***** Raw records *****

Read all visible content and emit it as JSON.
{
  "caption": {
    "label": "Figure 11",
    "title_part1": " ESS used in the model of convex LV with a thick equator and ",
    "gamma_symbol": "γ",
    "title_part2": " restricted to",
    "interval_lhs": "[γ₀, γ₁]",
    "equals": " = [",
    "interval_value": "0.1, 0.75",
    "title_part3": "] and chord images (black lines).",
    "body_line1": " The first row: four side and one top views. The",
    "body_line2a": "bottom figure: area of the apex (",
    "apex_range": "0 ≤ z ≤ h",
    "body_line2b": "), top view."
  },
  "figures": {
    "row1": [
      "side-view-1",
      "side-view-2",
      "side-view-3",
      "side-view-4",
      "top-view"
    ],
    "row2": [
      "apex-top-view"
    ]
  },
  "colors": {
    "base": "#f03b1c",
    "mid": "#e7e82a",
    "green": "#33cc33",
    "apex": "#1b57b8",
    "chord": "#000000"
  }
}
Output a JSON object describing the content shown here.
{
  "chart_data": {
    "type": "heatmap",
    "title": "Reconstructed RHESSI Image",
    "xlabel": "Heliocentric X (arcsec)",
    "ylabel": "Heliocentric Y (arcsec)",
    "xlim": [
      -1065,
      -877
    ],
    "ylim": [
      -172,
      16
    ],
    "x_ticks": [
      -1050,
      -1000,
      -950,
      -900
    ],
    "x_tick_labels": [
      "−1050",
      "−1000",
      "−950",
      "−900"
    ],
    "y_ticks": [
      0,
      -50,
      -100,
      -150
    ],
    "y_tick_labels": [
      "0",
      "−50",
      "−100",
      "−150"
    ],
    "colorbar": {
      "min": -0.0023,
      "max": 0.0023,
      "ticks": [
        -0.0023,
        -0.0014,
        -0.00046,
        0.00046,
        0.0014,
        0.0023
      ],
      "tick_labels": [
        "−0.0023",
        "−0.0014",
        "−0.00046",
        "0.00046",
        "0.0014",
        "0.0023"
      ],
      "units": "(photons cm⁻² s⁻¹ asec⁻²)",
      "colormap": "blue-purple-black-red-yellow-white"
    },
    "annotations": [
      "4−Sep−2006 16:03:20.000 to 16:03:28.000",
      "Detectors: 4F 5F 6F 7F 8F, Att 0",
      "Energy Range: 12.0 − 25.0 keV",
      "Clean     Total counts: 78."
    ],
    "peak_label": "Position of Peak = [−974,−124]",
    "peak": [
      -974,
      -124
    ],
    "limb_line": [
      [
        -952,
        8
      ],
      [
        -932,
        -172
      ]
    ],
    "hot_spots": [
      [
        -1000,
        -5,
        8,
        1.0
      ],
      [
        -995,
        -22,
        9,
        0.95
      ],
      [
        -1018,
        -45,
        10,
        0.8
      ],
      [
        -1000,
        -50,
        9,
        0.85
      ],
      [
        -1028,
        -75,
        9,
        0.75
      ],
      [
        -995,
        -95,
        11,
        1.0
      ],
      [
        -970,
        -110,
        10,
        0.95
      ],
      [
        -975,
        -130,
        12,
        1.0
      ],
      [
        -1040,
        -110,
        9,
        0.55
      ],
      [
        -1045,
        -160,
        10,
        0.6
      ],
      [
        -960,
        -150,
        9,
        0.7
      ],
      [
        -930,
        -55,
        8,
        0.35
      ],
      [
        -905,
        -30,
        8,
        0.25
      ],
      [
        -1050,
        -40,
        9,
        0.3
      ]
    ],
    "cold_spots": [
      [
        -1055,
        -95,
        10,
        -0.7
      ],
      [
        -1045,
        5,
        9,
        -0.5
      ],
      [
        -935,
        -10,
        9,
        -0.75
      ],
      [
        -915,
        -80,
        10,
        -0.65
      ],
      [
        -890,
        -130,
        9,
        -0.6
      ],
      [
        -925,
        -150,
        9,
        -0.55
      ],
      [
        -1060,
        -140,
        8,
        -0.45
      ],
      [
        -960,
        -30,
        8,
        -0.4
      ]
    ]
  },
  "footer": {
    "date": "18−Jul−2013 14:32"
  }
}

*****

● What is required: All lines that include "Heliocentric" are to be gathered and copied.

● Solution for this task:
    "xlabel": "Heliocentric X (arcsec)",
    "ylabel": "Heliocentric Y (arcsec)",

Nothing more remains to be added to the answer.